___ Working data ___
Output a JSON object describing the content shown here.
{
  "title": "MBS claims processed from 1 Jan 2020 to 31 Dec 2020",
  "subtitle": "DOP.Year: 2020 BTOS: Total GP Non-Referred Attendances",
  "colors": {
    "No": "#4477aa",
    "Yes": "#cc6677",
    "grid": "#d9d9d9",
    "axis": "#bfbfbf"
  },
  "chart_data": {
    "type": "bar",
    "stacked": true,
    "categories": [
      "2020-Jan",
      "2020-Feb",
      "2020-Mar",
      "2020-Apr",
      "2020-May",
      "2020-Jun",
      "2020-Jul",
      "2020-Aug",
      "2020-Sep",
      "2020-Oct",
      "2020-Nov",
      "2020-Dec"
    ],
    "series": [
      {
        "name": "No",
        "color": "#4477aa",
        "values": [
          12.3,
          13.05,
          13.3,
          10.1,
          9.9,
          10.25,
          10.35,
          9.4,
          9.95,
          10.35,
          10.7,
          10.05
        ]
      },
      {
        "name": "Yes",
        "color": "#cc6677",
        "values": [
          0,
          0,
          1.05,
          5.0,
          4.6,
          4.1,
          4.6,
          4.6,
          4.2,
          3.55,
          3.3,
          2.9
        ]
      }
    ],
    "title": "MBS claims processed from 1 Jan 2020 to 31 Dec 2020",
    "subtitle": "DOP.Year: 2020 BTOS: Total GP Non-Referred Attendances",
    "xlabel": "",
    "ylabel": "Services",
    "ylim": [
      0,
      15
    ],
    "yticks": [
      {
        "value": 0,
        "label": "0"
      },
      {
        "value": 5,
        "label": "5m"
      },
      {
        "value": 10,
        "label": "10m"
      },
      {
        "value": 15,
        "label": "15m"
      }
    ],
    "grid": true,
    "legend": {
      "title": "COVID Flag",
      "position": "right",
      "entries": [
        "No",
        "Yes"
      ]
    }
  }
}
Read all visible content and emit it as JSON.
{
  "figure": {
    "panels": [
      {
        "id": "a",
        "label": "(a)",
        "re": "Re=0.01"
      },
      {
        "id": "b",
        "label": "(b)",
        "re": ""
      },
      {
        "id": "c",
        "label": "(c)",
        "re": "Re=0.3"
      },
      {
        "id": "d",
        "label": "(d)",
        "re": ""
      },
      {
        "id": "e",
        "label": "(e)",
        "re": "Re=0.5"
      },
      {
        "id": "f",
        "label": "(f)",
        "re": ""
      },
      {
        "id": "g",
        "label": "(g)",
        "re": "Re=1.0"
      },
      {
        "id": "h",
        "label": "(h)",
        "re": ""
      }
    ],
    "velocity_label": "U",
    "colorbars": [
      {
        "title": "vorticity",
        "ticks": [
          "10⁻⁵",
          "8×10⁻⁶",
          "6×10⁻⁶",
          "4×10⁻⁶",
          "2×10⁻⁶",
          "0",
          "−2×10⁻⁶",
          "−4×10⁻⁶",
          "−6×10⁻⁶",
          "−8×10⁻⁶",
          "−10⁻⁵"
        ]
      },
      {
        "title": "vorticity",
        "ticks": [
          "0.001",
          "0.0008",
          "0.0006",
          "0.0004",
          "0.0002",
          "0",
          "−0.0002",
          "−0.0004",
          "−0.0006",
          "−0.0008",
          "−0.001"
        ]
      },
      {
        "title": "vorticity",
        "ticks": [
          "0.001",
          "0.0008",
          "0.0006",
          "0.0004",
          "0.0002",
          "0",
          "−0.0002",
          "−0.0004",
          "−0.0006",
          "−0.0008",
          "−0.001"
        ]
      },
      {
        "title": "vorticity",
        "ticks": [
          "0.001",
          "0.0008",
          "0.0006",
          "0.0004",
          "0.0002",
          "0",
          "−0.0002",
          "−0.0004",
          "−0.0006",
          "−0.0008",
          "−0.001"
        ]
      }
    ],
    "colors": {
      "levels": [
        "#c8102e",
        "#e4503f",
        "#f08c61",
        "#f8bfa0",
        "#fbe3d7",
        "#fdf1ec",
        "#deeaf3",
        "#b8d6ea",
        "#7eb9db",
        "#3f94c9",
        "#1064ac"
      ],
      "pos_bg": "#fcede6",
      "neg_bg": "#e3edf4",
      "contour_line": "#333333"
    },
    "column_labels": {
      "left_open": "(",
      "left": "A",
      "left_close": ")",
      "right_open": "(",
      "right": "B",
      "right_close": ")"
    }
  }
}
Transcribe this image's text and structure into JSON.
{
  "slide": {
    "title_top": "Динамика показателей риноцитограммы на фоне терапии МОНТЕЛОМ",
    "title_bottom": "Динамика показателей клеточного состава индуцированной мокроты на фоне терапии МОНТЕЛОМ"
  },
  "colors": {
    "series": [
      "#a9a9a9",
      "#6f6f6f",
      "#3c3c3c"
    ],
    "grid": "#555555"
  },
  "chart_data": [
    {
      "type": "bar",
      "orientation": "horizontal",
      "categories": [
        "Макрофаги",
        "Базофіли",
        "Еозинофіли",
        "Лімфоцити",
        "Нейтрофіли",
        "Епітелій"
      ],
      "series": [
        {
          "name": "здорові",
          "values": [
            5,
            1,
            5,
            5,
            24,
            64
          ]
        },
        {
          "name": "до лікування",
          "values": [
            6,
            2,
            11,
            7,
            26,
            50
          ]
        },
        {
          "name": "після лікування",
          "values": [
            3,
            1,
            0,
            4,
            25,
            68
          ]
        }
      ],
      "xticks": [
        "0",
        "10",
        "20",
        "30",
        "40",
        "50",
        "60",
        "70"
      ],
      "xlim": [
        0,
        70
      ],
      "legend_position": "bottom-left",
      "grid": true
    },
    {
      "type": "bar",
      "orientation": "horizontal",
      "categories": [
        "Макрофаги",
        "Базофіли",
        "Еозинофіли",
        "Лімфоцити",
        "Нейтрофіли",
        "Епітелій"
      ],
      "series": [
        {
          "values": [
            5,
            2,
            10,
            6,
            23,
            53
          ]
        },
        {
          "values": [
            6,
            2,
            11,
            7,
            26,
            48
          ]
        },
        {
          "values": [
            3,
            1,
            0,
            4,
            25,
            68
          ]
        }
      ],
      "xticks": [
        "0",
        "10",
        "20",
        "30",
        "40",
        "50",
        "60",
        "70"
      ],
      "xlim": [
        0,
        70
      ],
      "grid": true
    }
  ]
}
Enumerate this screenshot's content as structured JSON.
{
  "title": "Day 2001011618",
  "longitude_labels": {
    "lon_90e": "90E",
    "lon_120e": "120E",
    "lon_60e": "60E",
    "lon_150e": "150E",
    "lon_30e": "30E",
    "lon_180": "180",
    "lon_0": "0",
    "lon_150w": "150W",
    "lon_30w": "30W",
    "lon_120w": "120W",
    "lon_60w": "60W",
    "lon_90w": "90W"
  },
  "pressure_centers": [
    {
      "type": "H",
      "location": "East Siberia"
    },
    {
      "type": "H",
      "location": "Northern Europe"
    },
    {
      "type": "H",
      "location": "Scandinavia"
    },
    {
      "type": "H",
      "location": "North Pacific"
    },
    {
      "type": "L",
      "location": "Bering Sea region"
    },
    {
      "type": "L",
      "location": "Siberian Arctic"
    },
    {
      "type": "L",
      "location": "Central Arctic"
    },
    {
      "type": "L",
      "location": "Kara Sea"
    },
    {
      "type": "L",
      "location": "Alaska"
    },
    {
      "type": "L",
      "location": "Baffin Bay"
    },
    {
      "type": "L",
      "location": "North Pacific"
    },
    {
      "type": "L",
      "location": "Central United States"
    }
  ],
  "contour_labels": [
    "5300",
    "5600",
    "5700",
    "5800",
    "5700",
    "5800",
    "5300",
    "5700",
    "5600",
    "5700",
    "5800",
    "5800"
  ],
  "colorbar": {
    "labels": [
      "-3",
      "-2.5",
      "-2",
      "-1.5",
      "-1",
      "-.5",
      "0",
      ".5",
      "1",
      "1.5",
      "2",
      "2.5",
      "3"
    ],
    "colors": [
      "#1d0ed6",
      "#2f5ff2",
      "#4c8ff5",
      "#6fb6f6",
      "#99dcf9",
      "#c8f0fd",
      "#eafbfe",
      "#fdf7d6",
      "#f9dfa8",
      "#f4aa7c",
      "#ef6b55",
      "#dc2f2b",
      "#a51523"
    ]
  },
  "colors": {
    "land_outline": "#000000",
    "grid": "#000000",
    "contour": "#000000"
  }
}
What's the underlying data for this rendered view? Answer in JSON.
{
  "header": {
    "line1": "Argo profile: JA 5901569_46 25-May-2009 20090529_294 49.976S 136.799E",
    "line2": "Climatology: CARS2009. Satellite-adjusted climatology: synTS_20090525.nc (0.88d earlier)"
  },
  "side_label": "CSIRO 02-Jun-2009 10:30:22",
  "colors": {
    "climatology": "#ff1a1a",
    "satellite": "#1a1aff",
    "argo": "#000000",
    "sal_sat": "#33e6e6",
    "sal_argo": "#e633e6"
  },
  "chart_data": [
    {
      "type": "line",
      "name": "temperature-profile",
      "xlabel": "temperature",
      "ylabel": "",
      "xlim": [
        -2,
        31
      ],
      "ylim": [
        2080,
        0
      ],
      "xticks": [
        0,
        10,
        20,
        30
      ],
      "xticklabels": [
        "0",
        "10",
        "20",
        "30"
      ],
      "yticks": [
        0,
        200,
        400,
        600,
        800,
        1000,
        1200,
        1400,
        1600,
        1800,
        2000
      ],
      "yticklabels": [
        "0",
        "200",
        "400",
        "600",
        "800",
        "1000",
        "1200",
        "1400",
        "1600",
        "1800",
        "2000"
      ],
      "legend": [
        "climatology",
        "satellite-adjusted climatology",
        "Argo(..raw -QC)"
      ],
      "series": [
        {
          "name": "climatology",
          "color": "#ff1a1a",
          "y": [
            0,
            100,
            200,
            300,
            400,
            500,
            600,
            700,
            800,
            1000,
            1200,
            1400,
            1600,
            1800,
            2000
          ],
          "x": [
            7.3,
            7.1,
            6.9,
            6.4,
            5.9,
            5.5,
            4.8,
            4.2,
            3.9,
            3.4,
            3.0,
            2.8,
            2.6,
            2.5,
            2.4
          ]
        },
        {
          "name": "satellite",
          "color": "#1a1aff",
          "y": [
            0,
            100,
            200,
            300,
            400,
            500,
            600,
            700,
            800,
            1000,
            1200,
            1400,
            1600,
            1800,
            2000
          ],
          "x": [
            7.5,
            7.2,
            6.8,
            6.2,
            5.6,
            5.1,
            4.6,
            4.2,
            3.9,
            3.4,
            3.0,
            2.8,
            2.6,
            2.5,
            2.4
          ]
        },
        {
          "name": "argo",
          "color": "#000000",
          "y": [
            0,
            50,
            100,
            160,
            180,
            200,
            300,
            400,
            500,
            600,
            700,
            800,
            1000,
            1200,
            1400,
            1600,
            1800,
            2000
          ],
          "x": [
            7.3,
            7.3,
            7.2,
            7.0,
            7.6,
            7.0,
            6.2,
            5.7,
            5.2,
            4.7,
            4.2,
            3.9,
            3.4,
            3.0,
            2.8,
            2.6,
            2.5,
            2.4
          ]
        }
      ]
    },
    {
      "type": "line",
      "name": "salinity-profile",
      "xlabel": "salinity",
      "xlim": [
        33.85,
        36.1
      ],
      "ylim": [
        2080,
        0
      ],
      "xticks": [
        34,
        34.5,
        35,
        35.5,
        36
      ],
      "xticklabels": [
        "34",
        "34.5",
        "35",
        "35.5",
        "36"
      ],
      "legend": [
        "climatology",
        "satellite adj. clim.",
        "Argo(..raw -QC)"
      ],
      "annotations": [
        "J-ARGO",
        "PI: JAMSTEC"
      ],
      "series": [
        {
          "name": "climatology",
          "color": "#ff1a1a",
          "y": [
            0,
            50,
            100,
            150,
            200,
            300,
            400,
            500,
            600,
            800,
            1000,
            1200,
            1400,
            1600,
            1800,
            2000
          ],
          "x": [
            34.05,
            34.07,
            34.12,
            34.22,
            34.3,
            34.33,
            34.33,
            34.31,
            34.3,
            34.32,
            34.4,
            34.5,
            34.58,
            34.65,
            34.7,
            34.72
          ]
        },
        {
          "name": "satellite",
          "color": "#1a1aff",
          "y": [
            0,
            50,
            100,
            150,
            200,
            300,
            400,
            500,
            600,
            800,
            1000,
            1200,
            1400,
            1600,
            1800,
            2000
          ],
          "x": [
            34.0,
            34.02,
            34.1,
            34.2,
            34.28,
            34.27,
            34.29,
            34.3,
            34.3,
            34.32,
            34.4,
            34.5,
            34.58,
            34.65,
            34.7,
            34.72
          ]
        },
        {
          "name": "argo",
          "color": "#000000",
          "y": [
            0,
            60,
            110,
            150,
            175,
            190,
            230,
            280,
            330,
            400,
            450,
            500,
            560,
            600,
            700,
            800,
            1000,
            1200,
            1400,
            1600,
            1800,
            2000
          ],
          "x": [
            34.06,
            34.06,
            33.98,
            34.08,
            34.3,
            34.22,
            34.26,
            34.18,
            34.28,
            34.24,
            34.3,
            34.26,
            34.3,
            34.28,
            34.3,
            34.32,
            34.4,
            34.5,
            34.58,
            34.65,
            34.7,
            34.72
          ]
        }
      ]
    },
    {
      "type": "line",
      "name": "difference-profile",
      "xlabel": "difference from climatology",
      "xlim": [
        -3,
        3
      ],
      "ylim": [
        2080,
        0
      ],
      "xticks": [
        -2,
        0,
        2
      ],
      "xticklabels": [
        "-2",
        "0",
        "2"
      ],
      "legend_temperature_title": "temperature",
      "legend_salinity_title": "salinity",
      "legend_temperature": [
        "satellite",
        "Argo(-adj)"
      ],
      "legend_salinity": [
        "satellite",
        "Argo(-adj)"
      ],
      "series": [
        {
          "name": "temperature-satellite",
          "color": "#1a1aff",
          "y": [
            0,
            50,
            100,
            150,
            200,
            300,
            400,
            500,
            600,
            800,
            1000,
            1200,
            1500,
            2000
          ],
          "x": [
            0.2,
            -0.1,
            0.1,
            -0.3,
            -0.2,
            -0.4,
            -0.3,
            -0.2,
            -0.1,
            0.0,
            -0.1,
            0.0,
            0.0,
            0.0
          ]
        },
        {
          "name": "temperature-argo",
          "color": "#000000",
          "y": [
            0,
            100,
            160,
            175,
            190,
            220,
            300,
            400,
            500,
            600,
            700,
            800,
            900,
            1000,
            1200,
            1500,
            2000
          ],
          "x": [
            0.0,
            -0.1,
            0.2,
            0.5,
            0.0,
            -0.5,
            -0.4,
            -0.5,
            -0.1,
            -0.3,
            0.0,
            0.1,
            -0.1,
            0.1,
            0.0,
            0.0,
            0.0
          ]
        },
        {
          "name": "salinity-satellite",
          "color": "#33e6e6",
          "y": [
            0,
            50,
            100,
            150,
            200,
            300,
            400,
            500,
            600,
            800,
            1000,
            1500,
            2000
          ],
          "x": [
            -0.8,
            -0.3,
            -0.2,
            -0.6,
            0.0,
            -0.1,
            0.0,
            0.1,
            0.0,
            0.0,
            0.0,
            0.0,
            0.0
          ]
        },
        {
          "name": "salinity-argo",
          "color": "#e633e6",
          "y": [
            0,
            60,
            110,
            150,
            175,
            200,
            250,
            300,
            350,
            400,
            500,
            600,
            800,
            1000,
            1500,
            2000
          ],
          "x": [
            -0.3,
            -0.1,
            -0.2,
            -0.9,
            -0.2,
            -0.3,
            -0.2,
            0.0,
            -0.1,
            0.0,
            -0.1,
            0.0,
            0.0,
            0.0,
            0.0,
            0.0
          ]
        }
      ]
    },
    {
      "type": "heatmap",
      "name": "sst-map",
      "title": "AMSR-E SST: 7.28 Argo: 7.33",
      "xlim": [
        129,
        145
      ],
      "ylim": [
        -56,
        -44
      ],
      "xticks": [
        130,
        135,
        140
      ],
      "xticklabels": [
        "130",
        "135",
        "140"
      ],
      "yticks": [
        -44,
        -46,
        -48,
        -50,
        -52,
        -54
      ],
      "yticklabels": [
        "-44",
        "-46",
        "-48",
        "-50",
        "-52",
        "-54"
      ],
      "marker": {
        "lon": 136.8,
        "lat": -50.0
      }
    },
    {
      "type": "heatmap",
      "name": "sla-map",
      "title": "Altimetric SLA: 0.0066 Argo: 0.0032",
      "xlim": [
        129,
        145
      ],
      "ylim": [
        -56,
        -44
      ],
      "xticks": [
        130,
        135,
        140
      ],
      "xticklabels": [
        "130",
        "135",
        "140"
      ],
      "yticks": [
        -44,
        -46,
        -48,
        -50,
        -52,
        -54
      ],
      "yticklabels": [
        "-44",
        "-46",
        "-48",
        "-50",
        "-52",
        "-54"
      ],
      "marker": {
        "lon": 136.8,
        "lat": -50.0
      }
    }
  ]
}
___
Filter lines by "grid" and return each hit.

## Solution
    "grid": "#d9d9d9",
    "grid": true,
    "grid": "#555555"
      "grid": true
      "grid": true
    "grid": "#000000",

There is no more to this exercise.